GIVEN TASK:
Pictures stay out of the copy; set down each line of the listing below exactly.

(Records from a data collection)

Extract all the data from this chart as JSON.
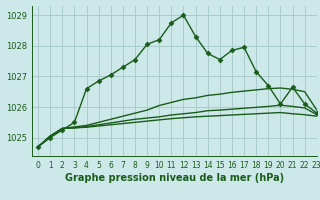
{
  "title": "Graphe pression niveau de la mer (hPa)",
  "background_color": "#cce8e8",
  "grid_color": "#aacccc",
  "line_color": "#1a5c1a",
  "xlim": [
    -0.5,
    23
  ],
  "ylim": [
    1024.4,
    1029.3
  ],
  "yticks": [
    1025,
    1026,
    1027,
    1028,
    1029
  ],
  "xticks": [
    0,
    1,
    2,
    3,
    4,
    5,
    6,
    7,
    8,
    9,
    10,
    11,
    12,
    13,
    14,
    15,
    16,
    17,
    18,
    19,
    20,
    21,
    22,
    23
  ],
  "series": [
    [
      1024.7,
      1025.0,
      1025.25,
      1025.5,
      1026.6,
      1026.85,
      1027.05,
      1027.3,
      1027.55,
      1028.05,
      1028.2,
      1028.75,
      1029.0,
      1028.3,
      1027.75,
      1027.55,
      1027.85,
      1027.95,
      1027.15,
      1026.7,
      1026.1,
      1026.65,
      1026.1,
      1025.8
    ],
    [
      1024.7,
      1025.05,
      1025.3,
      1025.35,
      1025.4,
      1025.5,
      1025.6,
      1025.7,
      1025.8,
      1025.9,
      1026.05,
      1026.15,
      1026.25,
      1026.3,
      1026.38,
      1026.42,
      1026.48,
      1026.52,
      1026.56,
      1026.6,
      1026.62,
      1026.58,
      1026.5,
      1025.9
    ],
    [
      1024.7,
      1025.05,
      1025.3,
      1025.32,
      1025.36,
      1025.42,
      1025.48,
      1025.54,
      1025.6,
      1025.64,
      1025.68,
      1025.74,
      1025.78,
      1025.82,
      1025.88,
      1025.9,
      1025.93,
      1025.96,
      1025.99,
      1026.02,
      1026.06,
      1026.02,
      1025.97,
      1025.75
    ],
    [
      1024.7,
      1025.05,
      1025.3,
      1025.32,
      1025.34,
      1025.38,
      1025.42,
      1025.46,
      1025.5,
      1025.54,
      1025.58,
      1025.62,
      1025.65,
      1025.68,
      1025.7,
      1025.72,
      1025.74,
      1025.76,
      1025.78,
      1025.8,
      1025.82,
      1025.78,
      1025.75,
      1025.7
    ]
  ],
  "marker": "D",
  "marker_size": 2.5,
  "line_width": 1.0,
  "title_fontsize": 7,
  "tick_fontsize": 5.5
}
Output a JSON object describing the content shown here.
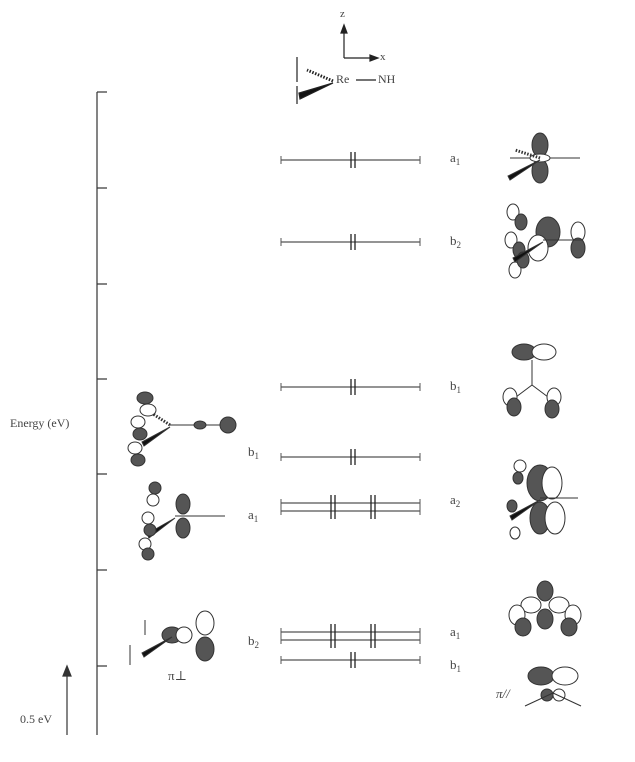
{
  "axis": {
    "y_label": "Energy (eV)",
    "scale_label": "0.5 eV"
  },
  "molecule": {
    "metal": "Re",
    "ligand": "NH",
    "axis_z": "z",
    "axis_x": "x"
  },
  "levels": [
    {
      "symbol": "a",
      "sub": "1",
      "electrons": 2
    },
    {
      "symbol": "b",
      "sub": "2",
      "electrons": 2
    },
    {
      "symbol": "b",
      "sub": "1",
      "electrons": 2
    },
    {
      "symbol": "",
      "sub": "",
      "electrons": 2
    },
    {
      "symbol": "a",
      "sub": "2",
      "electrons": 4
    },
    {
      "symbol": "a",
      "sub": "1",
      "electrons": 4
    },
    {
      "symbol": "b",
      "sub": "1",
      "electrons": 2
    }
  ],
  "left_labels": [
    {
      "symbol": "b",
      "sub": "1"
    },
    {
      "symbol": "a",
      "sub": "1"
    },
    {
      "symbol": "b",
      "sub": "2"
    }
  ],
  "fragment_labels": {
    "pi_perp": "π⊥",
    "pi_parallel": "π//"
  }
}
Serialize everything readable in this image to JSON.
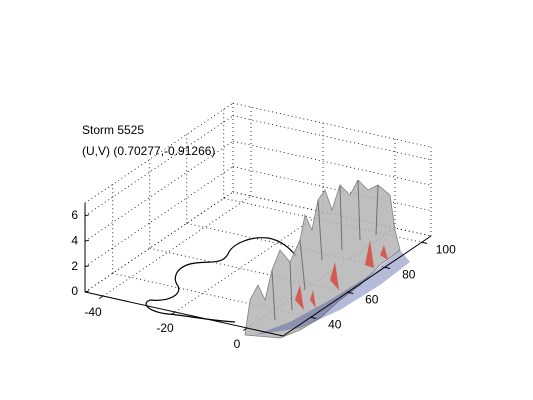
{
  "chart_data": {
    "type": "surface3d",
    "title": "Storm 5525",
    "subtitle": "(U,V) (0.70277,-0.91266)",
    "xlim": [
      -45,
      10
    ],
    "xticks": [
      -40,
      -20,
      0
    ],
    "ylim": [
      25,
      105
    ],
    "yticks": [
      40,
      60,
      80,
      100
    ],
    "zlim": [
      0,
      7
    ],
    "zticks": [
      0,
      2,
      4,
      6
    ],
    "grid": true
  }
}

ANSWER BELOW:
Extract all the data from this chart as JSON.
{
  "title": "Graphe pression niveau de la mer (hPa)",
  "background_color": "#cce8e8",
  "grid_color": "#aacccc",
  "line_color": "#1a5c1a",
  "xlim": [
    -0.5,
    23
  ],
  "ylim": [
    1024.4,
    1029.3
  ],
  "yticks": [
    1025,
    1026,
    1027,
    1028,
    1029
  ],
  "xticks": [
    0,
    1,
    2,
    3,
    4,
    5,
    6,
    7,
    8,
    9,
    10,
    11,
    12,
    13,
    14,
    15,
    16,
    17,
    18,
    19,
    20,
    21,
    22,
    23
  ],
  "series": [
    [
      1024.7,
      1025.0,
      1025.25,
      1025.5,
      1026.6,
      1026.85,
      1027.05,
      1027.3,
      1027.55,
      1028.05,
      1028.2,
      1028.75,
      1029.0,
      1028.3,
      1027.75,
      1027.55,
      1027.85,
      1027.95,
      1027.15,
      1026.7,
      1026.1,
      1026.65,
      1026.1,
      1025.8
    ],
    [
      1024.7,
      1025.05,
      1025.3,
      1025.35,
      1025.4,
      1025.5,
      1025.6,
      1025.7,
      1025.8,
      1025.9,
      1026.05,
      1026.15,
      1026.25,
      1026.3,
      1026.38,
      1026.42,
      1026.48,
      1026.52,
      1026.56,
      1026.6,
      1026.62,
      1026.58,
      1026.5,
      1025.9
    ],
    [
      1024.7,
      1025.05,
      1025.3,
      1025.32,
      1025.36,
      1025.42,
      1025.48,
      1025.54,
      1025.6,
      1025.64,
      1025.68,
      1025.74,
      1025.78,
      1025.82,
      1025.88,
      1025.9,
      1025.93,
      1025.96,
      1025.99,
      1026.02,
      1026.06,
      1026.02,
      1025.97,
      1025.75
    ],
    [
      1024.7,
      1025.05,
      1025.3,
      1025.32,
      1025.34,
      1025.38,
      1025.42,
      1025.46,
      1025.5,
      1025.54,
      1025.58,
      1025.62,
      1025.65,
      1025.68,
      1025.7,
      1025.72,
      1025.74,
      1025.76,
      1025.78,
      1025.8,
      1025.82,
      1025.78,
      1025.75,
      1025.7
    ]
  ],
  "marker": "D",
  "marker_size": 2.5,
  "line_width": 1.0,
  "title_fontsize": 7,
  "tick_fontsize": 5.5
}
Output a JSON object describing the content shown here.
{
  "axis": {
    "y_label": "Energy (eV)",
    "scale_label": "0.5 eV"
  },
  "molecule": {
    "metal": "Re",
    "ligand": "NH",
    "axis_z": "z",
    "axis_x": "x"
  },
  "levels": [
    {
      "symbol": "a",
      "sub": "1",
      "electrons": 2
    },
    {
      "symbol": "b",
      "sub": "2",
      "electrons": 2
    },
    {
      "symbol": "b",
      "sub": "1",
      "electrons": 2
    },
    {
      "symbol": "",
      "sub": "",
      "electrons": 2
    },
    {
      "symbol": "a",
      "sub": "2",
      "electrons": 4
    },
    {
      "symbol": "a",
      "sub": "1",
      "electrons": 4
    },
    {
      "symbol": "b",
      "sub": "1",
      "electrons": 2
    }
  ],
  "left_labels": [
    {
      "symbol": "b",
      "sub": "1"
    },
    {
      "symbol": "a",
      "sub": "1"
    },
    {
      "symbol": "b",
      "sub": "2"
    }
  ],
  "fragment_labels": {
    "pi_perp": "π⊥",
    "pi_parallel": "π//"
  }
}
Serialize everything readable in this image to JSON.
{
  "chart_data": {
    "type": "surface3d",
    "title": "Storm 5525",
    "subtitle": "(U,V) (0.70277,-0.91266)",
    "xlim": [
      -45,
      10
    ],
    "xticks": [
      -40,
      -20,
      0
    ],
    "ylim": [
      25,
      105
    ],
    "yticks": [
      40,
      60,
      80,
      100
    ],
    "zlim": [
      0,
      7
    ],
    "zticks": [
      0,
      2,
      4,
      6
    ],
    "grid": true
  }
}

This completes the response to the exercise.